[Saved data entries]
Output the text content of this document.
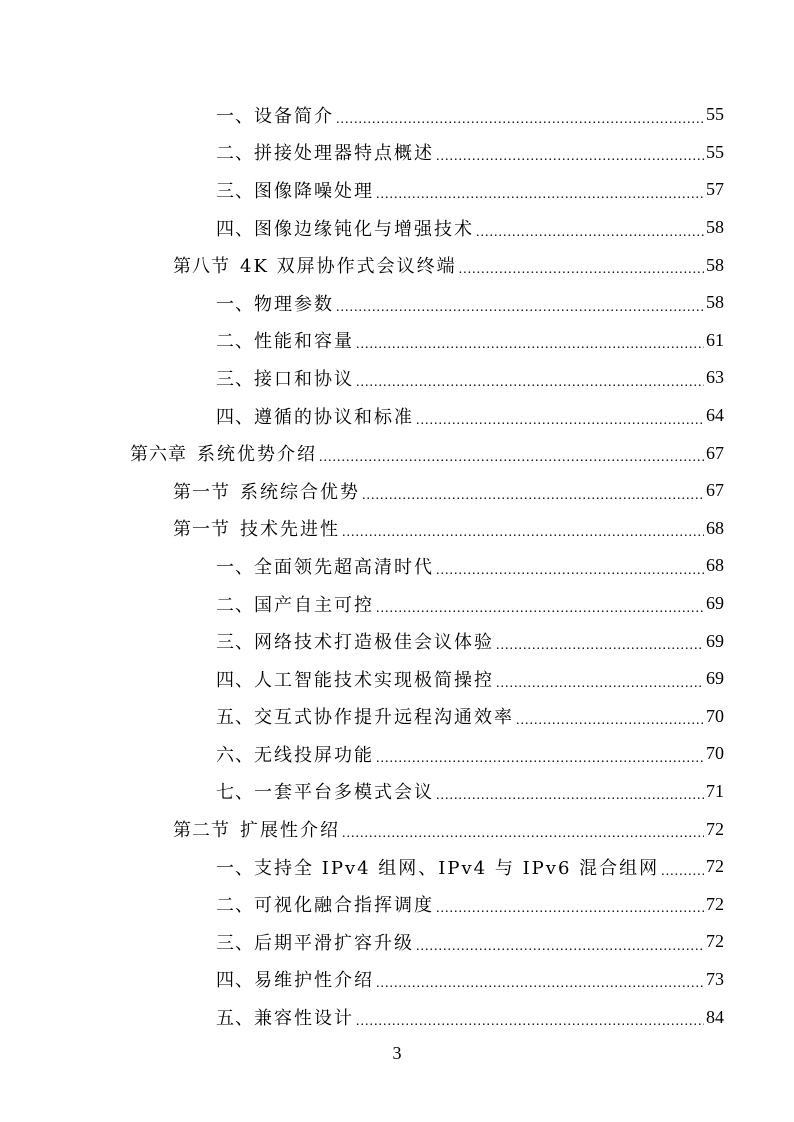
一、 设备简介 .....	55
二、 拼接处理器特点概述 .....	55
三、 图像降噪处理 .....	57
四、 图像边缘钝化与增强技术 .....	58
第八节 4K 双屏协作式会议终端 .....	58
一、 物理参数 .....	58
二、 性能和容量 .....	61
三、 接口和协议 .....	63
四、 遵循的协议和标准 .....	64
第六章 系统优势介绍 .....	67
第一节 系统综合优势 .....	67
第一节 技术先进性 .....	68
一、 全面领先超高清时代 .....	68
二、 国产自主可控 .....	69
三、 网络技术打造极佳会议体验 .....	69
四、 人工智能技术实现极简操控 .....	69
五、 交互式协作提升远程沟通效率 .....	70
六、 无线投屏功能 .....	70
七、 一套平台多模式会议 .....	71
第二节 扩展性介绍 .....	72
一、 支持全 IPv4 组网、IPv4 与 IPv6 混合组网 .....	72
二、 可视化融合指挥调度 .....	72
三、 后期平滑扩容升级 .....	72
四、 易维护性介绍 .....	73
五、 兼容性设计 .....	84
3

==

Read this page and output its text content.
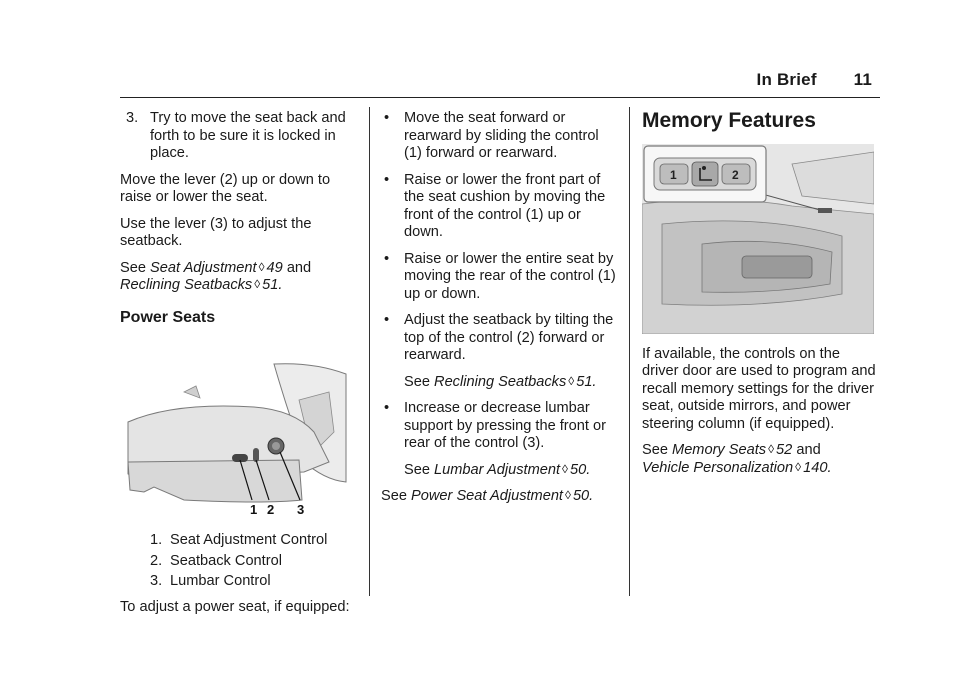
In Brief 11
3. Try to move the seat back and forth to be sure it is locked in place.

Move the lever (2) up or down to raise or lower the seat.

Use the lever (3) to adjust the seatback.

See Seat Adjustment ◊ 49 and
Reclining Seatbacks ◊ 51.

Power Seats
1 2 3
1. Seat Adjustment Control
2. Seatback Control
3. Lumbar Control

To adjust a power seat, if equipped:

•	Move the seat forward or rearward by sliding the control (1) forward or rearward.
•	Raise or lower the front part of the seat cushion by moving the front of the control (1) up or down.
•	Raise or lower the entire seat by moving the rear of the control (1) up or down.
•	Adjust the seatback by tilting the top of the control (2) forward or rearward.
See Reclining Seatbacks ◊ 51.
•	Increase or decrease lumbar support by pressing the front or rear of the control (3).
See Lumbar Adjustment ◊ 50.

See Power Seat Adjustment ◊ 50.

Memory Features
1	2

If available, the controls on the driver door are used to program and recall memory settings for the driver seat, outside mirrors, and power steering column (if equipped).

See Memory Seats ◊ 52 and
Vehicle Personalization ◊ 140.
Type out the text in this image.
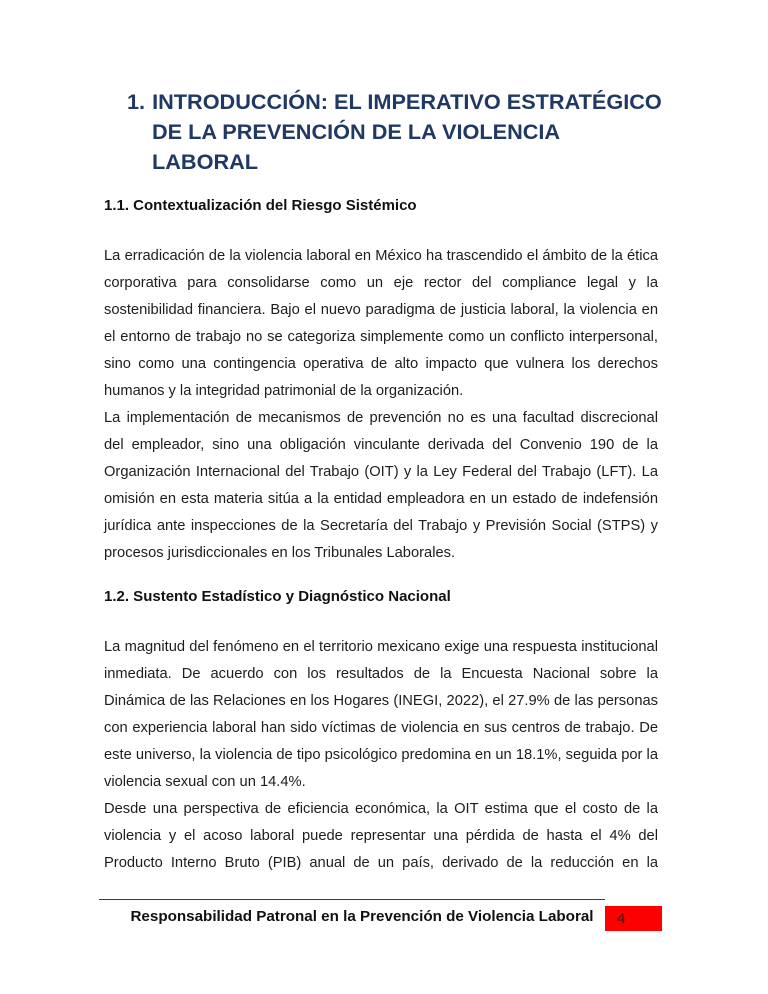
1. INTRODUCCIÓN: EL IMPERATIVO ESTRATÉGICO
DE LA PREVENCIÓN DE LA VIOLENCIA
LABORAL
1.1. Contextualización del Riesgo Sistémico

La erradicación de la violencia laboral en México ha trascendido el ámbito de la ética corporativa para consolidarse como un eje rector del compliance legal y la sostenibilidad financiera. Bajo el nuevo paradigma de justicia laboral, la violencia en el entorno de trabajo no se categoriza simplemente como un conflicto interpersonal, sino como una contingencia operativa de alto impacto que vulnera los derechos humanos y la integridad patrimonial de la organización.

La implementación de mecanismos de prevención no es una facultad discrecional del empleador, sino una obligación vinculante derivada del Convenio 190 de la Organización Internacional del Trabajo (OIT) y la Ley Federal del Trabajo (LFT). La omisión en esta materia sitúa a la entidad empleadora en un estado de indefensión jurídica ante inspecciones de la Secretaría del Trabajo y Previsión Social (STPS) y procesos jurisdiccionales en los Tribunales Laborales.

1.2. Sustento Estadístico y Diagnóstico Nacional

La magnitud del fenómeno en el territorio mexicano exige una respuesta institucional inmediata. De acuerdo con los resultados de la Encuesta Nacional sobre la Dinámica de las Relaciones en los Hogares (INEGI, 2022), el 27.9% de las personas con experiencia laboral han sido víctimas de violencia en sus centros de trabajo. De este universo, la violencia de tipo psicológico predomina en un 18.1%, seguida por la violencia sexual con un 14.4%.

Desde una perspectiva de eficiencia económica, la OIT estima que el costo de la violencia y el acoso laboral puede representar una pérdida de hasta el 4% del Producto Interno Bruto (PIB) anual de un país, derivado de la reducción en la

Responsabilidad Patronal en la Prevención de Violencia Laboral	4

**TASK REQUIREMENTS**: Look through the entries and find each line that has the string "down". Copy those lines.

**RESULT OF THIS EXERCISE**:
Move the lever (2) up or down to raise or lower the seat.
•	Raise or lower the front part of the seat cushion by moving the front of the control (1) up or down.
•	Raise or lower the entire seat by moving the rear of the control (1) up or down.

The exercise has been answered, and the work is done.